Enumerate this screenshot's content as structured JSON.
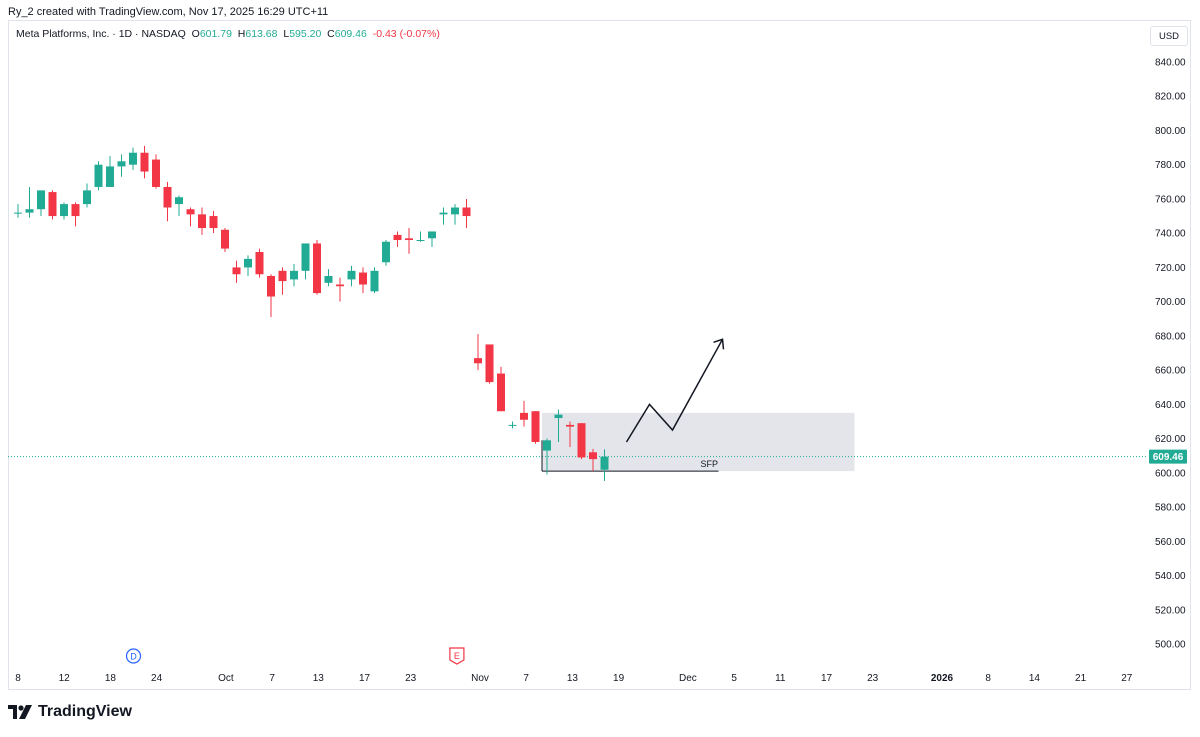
{
  "header": {
    "author_line": "Ry_2 created with TradingView.com, Nov 17, 2025 16:29 UTC+11"
  },
  "legend": {
    "symbol": "Meta Platforms, Inc. · 1D · NASDAQ",
    "o_label": "O",
    "o_value": "601.79",
    "h_label": "H",
    "h_value": "613.68",
    "l_label": "L",
    "l_value": "595.20",
    "c_label": "C",
    "c_value": "609.46",
    "change": "-0.43 (-0.07%)"
  },
  "currency": "USD",
  "price_tag": "609.46",
  "footer": {
    "brand": "TradingView"
  },
  "colors": {
    "up": "#22ab94",
    "down": "#f23645",
    "zone": "#d1d4dc",
    "axis_text": "#131722"
  },
  "chart_data": {
    "type": "candlestick",
    "y_axis": {
      "min": 490,
      "max": 850,
      "ticks": [
        "840.00",
        "820.00",
        "800.00",
        "780.00",
        "760.00",
        "740.00",
        "720.00",
        "700.00",
        "680.00",
        "660.00",
        "640.00",
        "620.00",
        "600.00",
        "580.00",
        "560.00",
        "540.00",
        "520.00",
        "500.00"
      ]
    },
    "x_axis": {
      "labels": [
        {
          "label": "8",
          "idx": 0
        },
        {
          "label": "12",
          "idx": 2
        },
        {
          "label": "18",
          "idx": 4
        },
        {
          "label": "24",
          "idx": 6
        },
        {
          "label": "Oct",
          "idx": 9
        },
        {
          "label": "7",
          "idx": 11
        },
        {
          "label": "13",
          "idx": 13
        },
        {
          "label": "17",
          "idx": 15
        },
        {
          "label": "23",
          "idx": 17
        },
        {
          "label": "Nov",
          "idx": 20
        },
        {
          "label": "7",
          "idx": 22
        },
        {
          "label": "13",
          "idx": 24
        },
        {
          "label": "19",
          "idx": 26
        },
        {
          "label": "Dec",
          "idx": 29
        },
        {
          "label": "5",
          "idx": 31
        },
        {
          "label": "11",
          "idx": 33
        },
        {
          "label": "17",
          "idx": 35
        },
        {
          "label": "23",
          "idx": 37
        },
        {
          "label": "2026",
          "idx": 40
        },
        {
          "label": "8",
          "idx": 42
        },
        {
          "label": "14",
          "idx": 44
        },
        {
          "label": "21",
          "idx": 46
        },
        {
          "label": "27",
          "idx": 48
        }
      ]
    },
    "candles": [
      {
        "o": 752,
        "h": 757,
        "l": 749,
        "c": 752
      },
      {
        "o": 752,
        "h": 767,
        "l": 749,
        "c": 754
      },
      {
        "o": 754,
        "h": 764,
        "l": 750,
        "c": 765
      },
      {
        "o": 764,
        "h": 765,
        "l": 748,
        "c": 750
      },
      {
        "o": 750,
        "h": 758,
        "l": 748,
        "c": 757
      },
      {
        "o": 757,
        "h": 758,
        "l": 744,
        "c": 750
      },
      {
        "o": 757,
        "h": 769,
        "l": 755,
        "c": 765
      },
      {
        "o": 767,
        "h": 782,
        "l": 765,
        "c": 780
      },
      {
        "o": 767,
        "h": 785,
        "l": 767,
        "c": 779
      },
      {
        "o": 779,
        "h": 786,
        "l": 773,
        "c": 782
      },
      {
        "o": 780,
        "h": 790,
        "l": 777,
        "c": 787
      },
      {
        "o": 787,
        "h": 791,
        "l": 772,
        "c": 776
      },
      {
        "o": 783,
        "h": 786,
        "l": 766,
        "c": 767
      },
      {
        "o": 767,
        "h": 770,
        "l": 747,
        "c": 755
      },
      {
        "o": 757,
        "h": 762,
        "l": 750,
        "c": 761
      },
      {
        "o": 754,
        "h": 755,
        "l": 744,
        "c": 751
      },
      {
        "o": 751,
        "h": 755,
        "l": 739,
        "c": 743
      },
      {
        "o": 750,
        "h": 753,
        "l": 740,
        "c": 743
      },
      {
        "o": 742,
        "h": 743,
        "l": 729,
        "c": 731
      },
      {
        "o": 720,
        "h": 724,
        "l": 711,
        "c": 716
      },
      {
        "o": 720,
        "h": 727,
        "l": 715,
        "c": 725
      },
      {
        "o": 729,
        "h": 731,
        "l": 714,
        "c": 716
      },
      {
        "o": 715,
        "h": 716,
        "l": 691,
        "c": 703
      },
      {
        "o": 718,
        "h": 720,
        "l": 704,
        "c": 712
      },
      {
        "o": 713,
        "h": 722,
        "l": 709,
        "c": 718
      },
      {
        "o": 718,
        "h": 733,
        "l": 713,
        "c": 734
      },
      {
        "o": 734,
        "h": 736,
        "l": 704,
        "c": 705
      },
      {
        "o": 711,
        "h": 719,
        "l": 709,
        "c": 715
      },
      {
        "o": 710,
        "h": 714,
        "l": 700,
        "c": 709
      },
      {
        "o": 713,
        "h": 721,
        "l": 709,
        "c": 718
      },
      {
        "o": 717,
        "h": 720,
        "l": 705,
        "c": 710
      },
      {
        "o": 706,
        "h": 720,
        "l": 705,
        "c": 718
      },
      {
        "o": 723,
        "h": 736,
        "l": 721,
        "c": 735
      },
      {
        "o": 739,
        "h": 741,
        "l": 732,
        "c": 736
      },
      {
        "o": 737,
        "h": 743,
        "l": 728,
        "c": 736
      },
      {
        "o": 736,
        "h": 741,
        "l": 735,
        "c": 736
      },
      {
        "o": 737,
        "h": 741,
        "l": 732,
        "c": 741
      },
      {
        "o": 751,
        "h": 755,
        "l": 745,
        "c": 752
      },
      {
        "o": 751,
        "h": 757,
        "l": 745,
        "c": 755
      },
      {
        "o": 755,
        "h": 760,
        "l": 743,
        "c": 750
      },
      {
        "o": 667,
        "h": 681,
        "l": 660,
        "c": 664
      },
      {
        "o": 675,
        "h": 675,
        "l": 652,
        "c": 653
      },
      {
        "o": 658,
        "h": 662,
        "l": 636,
        "c": 636
      },
      {
        "o": 628,
        "h": 630,
        "l": 626,
        "c": 628
      },
      {
        "o": 635,
        "h": 642,
        "l": 627,
        "c": 631
      },
      {
        "o": 636,
        "h": 636,
        "l": 617,
        "c": 618
      },
      {
        "o": 613,
        "h": 620,
        "l": 599,
        "c": 619
      },
      {
        "o": 632,
        "h": 637,
        "l": 618,
        "c": 634
      },
      {
        "o": 628,
        "h": 630,
        "l": 615,
        "c": 627
      },
      {
        "o": 629,
        "h": 629,
        "l": 608,
        "c": 609
      },
      {
        "o": 612,
        "h": 614,
        "l": 601,
        "c": 608
      },
      {
        "o": 601.79,
        "h": 613.68,
        "l": 595.2,
        "c": 609.46
      }
    ],
    "annotations": {
      "zone": {
        "y_top": 635,
        "y_bottom": 601
      },
      "sfp_label": "SFP",
      "sfp_level": 601,
      "projection": [
        618,
        640,
        625,
        678
      ],
      "event_markers": [
        {
          "label": "D",
          "idx": 5
        },
        {
          "label": "E",
          "idx": 19
        }
      ]
    }
  }
}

──────

__Request__: Which lines contain "TradingView"? Show each of them.

__Exercise result__:
    "author_line": "Ry_2 created with TradingView.com, Nov 17, 2025 16:29 UTC+11"
    "brand": "TradingView"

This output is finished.